Requirements:
Return the count of lines with the string "Administration" in them, and nothing else.

════════════════

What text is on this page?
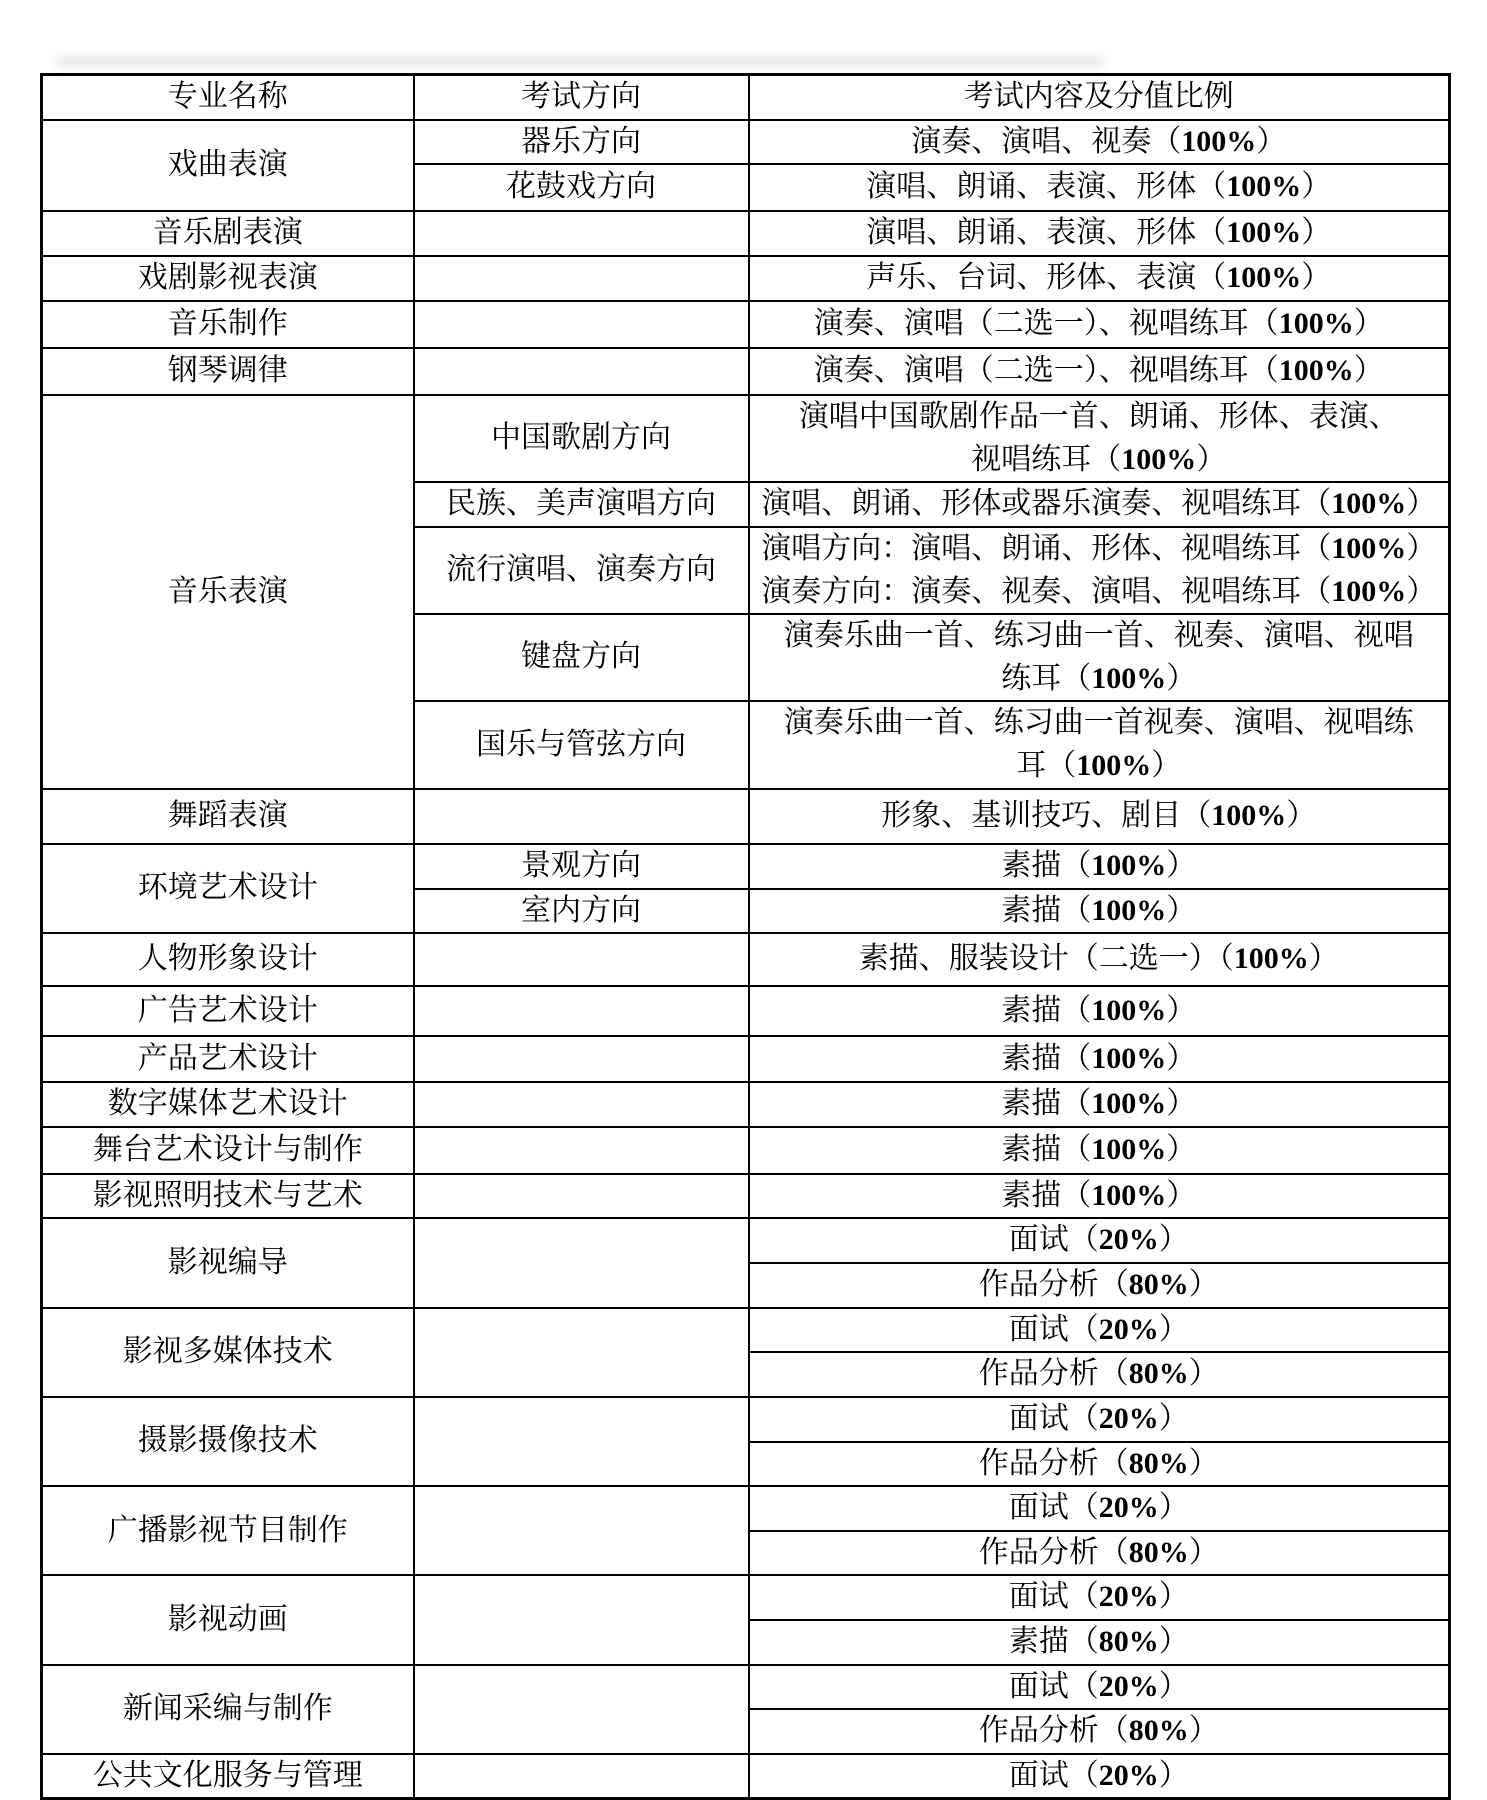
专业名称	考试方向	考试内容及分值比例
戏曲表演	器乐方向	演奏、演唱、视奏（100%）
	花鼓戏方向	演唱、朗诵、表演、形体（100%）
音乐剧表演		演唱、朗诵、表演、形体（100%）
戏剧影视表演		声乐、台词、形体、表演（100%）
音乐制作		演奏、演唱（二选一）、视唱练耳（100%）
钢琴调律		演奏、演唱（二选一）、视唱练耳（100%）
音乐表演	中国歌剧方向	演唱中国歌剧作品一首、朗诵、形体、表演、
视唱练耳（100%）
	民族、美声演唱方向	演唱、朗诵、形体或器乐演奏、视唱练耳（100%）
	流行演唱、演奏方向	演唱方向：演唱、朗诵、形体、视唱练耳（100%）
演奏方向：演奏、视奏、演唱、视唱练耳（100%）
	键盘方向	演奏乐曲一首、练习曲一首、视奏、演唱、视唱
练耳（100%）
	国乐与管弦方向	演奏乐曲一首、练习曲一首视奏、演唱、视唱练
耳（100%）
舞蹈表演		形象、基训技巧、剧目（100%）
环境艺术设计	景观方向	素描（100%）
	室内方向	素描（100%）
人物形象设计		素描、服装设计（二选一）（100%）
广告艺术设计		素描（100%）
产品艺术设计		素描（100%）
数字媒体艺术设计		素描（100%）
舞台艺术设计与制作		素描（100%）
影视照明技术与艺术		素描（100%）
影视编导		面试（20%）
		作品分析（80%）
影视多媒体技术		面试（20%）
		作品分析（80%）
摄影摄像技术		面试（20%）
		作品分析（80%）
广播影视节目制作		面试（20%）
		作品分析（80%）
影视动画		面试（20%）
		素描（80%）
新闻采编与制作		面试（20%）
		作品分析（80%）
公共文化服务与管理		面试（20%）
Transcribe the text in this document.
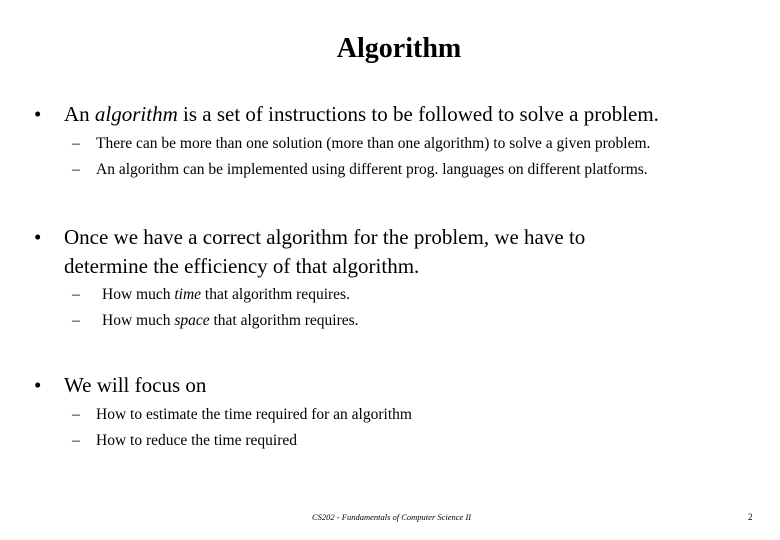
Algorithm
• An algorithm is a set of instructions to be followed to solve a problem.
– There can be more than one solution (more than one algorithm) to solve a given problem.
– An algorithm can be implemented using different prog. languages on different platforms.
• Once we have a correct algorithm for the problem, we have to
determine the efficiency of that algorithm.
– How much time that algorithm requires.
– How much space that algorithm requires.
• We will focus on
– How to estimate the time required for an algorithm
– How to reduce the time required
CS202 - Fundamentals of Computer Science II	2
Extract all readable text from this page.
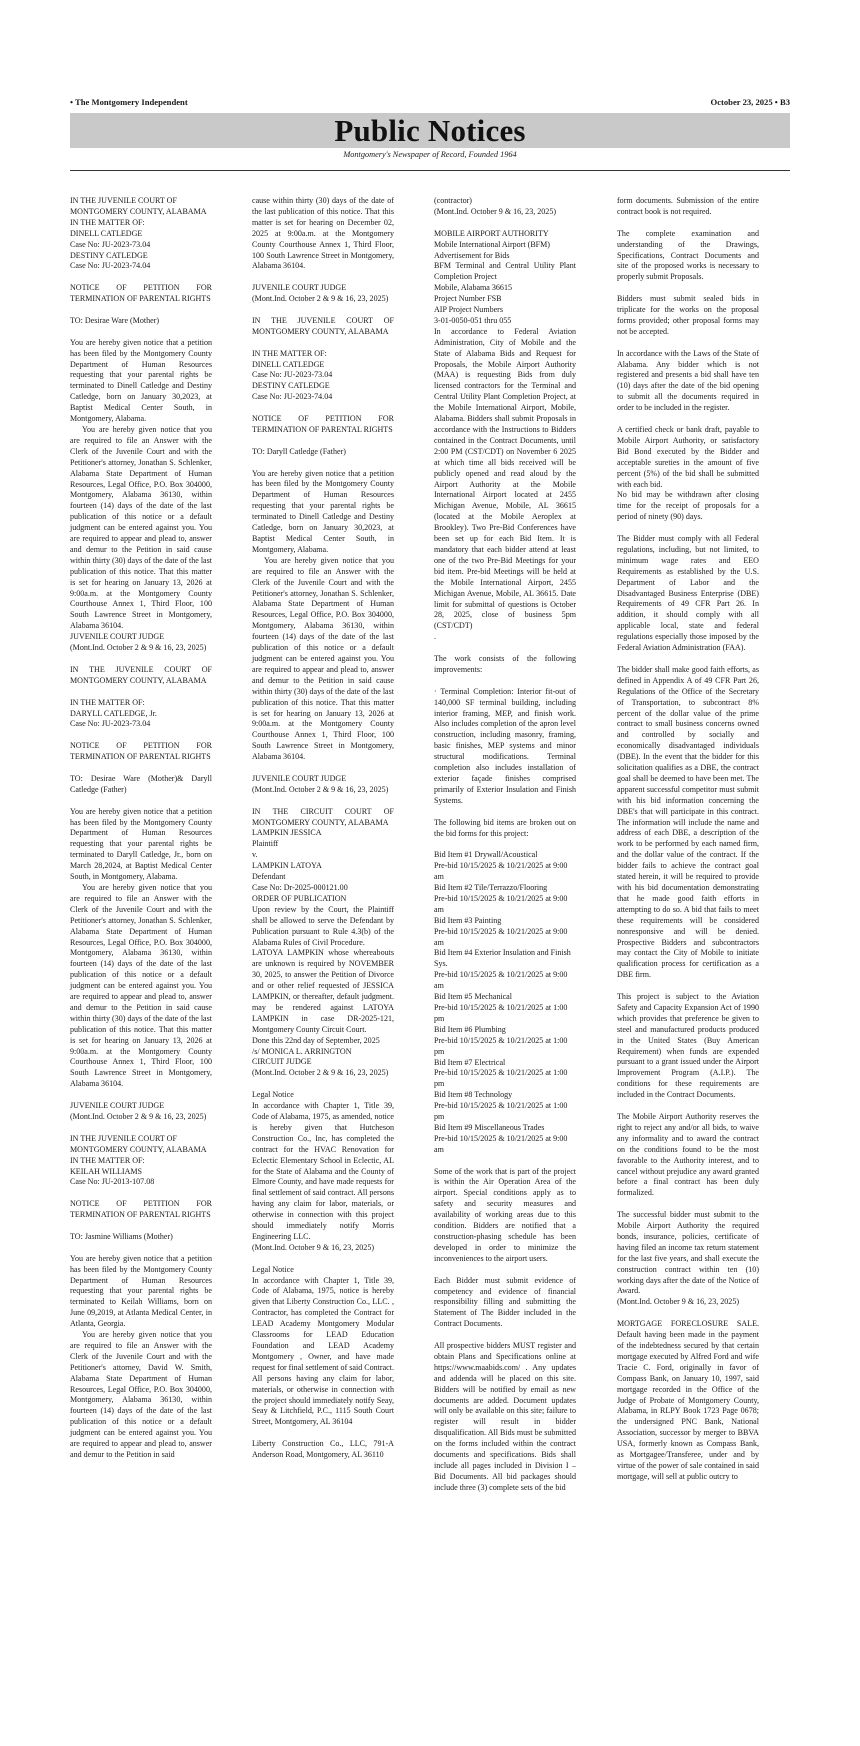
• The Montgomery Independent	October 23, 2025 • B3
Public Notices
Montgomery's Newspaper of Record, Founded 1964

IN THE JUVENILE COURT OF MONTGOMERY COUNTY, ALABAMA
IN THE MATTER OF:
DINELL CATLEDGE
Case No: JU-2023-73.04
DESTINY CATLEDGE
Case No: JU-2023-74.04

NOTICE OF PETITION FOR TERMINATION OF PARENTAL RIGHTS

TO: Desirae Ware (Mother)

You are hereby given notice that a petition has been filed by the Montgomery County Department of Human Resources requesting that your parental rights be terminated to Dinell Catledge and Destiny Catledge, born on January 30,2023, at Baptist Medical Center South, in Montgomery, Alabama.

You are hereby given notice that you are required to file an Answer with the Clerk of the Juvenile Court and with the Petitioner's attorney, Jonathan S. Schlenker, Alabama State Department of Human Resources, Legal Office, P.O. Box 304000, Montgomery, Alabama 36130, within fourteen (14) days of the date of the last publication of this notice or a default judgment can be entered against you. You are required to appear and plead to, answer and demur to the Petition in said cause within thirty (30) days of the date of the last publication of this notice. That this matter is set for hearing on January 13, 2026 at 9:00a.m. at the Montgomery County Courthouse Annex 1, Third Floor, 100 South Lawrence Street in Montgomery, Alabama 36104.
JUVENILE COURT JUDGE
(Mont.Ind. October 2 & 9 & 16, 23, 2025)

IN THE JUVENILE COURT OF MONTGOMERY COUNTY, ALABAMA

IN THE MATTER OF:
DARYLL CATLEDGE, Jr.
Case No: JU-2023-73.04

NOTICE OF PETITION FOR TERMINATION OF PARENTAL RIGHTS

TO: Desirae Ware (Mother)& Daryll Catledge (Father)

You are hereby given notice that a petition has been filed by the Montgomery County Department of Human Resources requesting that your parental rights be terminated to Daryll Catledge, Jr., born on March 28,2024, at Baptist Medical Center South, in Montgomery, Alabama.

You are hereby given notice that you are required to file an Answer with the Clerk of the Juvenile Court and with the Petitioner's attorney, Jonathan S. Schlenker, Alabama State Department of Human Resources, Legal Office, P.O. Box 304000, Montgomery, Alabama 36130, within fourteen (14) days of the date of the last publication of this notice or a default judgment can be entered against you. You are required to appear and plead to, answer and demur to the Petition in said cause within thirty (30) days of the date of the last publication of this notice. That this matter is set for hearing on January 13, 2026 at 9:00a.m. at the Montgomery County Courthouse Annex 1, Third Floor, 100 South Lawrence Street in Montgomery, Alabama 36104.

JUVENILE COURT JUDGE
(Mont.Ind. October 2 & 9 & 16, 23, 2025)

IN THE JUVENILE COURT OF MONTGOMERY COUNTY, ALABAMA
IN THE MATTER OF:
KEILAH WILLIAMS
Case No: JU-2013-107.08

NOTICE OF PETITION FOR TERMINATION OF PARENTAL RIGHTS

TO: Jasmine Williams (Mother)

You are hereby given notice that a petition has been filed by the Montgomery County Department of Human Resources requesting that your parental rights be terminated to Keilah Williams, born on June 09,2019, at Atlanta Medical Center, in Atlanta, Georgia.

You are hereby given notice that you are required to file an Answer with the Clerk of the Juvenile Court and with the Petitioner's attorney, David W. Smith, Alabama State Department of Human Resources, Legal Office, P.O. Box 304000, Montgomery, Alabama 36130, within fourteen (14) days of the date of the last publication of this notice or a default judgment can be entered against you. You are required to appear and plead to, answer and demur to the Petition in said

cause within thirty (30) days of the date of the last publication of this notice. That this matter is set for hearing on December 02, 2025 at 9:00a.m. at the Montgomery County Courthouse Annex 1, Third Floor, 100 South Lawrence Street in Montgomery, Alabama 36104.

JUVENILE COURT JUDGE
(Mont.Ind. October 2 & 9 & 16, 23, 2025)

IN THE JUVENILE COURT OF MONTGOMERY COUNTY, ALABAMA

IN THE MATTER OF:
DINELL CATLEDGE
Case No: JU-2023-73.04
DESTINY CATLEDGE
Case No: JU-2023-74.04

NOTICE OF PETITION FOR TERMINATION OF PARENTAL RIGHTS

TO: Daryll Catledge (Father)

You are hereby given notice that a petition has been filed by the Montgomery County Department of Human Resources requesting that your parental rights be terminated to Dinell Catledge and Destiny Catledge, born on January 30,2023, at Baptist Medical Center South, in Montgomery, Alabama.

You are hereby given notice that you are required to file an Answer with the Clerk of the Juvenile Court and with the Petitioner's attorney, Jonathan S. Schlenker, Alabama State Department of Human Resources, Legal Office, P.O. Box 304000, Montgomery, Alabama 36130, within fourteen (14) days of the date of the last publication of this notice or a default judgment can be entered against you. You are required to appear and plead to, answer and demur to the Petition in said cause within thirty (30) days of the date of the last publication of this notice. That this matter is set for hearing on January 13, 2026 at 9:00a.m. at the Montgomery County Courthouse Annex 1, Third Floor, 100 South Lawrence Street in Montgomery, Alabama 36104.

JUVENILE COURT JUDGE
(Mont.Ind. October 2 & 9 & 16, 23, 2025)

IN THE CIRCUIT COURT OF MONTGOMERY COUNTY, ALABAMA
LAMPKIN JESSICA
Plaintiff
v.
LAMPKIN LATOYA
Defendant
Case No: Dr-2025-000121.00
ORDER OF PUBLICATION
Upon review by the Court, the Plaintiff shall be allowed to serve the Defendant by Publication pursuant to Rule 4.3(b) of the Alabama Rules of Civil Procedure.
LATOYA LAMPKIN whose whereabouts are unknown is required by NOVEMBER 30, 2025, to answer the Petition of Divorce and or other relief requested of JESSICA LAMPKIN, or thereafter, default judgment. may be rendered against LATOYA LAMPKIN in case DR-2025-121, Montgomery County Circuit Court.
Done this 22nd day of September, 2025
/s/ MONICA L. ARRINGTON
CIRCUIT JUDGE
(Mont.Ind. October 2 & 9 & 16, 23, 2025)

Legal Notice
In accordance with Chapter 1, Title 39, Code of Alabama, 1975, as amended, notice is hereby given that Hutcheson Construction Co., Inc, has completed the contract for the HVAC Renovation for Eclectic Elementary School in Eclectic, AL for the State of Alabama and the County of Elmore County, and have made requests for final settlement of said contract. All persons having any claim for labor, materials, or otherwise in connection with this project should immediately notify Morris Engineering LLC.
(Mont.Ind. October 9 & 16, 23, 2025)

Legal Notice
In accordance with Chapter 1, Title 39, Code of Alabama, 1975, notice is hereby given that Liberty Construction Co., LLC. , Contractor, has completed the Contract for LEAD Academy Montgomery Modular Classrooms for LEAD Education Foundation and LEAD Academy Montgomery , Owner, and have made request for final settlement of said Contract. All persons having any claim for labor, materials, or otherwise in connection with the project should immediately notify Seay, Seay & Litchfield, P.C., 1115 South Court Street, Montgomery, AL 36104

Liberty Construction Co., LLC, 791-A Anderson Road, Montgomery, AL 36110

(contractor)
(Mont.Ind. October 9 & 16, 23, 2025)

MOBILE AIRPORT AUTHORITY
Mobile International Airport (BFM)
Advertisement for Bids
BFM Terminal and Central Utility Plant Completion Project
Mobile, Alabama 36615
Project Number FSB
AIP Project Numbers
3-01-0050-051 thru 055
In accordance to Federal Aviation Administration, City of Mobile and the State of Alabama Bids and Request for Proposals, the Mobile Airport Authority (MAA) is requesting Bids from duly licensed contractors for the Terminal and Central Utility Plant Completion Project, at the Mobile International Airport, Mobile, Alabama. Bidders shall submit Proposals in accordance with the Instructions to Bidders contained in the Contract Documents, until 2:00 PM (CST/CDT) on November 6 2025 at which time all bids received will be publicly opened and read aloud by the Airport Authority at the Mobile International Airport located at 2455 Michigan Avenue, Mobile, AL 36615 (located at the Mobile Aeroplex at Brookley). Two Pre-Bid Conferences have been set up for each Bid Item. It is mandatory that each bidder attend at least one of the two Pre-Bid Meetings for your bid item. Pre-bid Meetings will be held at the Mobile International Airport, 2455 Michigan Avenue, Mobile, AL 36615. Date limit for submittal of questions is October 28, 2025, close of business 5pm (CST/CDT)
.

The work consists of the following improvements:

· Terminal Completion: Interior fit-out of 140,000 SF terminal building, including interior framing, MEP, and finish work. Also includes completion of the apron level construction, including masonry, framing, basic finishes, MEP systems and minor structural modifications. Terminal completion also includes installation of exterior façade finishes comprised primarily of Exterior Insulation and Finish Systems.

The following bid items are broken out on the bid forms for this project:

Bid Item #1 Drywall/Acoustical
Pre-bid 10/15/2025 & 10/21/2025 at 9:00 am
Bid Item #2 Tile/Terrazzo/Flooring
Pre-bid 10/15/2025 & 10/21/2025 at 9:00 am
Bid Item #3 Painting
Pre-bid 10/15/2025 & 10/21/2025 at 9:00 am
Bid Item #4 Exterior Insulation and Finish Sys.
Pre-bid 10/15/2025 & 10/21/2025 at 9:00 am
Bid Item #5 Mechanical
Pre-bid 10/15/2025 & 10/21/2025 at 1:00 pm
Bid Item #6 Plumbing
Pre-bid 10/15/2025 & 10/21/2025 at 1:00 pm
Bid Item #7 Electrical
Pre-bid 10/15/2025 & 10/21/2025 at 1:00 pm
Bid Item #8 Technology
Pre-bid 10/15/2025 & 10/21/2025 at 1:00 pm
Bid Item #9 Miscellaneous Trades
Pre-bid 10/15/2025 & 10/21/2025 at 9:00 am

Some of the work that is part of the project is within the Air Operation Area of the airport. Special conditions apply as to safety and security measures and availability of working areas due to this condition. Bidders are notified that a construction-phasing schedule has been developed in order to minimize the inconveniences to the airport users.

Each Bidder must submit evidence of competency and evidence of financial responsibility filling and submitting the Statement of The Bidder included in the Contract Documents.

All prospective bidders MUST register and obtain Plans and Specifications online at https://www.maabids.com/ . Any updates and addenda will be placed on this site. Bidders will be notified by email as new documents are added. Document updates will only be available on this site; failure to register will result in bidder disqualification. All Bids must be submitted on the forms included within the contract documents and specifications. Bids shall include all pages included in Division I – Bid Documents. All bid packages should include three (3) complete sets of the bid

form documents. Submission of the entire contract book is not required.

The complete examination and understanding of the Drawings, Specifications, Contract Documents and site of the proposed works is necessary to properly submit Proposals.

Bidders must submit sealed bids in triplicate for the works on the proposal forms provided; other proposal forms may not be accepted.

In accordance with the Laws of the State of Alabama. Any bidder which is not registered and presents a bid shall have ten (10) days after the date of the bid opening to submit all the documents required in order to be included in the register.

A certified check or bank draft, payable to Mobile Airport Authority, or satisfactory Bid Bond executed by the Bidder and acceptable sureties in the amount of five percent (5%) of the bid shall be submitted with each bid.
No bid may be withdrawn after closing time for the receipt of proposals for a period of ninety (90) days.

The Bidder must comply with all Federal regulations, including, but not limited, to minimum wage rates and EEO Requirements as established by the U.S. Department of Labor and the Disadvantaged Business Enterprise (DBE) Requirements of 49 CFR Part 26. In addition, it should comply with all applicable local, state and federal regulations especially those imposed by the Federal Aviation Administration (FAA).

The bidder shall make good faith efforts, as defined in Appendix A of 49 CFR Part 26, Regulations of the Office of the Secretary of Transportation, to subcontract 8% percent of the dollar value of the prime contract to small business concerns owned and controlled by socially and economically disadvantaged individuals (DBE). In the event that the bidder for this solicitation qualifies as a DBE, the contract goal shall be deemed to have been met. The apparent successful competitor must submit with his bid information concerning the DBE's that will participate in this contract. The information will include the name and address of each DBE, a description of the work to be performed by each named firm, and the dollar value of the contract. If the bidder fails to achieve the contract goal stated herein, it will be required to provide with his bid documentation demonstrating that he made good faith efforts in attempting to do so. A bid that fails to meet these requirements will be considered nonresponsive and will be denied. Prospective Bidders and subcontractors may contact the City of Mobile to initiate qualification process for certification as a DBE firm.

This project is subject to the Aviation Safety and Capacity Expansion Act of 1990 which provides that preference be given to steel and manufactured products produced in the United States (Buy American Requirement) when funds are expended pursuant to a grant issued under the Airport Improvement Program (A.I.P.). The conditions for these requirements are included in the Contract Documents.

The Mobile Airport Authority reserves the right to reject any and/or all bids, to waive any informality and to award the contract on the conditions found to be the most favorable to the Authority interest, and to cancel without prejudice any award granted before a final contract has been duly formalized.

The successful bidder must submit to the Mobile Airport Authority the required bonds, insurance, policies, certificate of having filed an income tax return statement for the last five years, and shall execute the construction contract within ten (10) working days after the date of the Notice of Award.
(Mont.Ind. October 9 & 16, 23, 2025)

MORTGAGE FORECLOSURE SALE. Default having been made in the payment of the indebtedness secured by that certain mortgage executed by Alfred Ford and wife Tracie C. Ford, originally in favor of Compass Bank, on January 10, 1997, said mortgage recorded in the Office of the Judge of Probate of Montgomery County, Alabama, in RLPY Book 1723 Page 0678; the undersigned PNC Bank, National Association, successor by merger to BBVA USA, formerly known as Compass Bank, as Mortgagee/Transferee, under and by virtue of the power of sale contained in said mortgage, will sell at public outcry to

════════════════

Problem solution:
2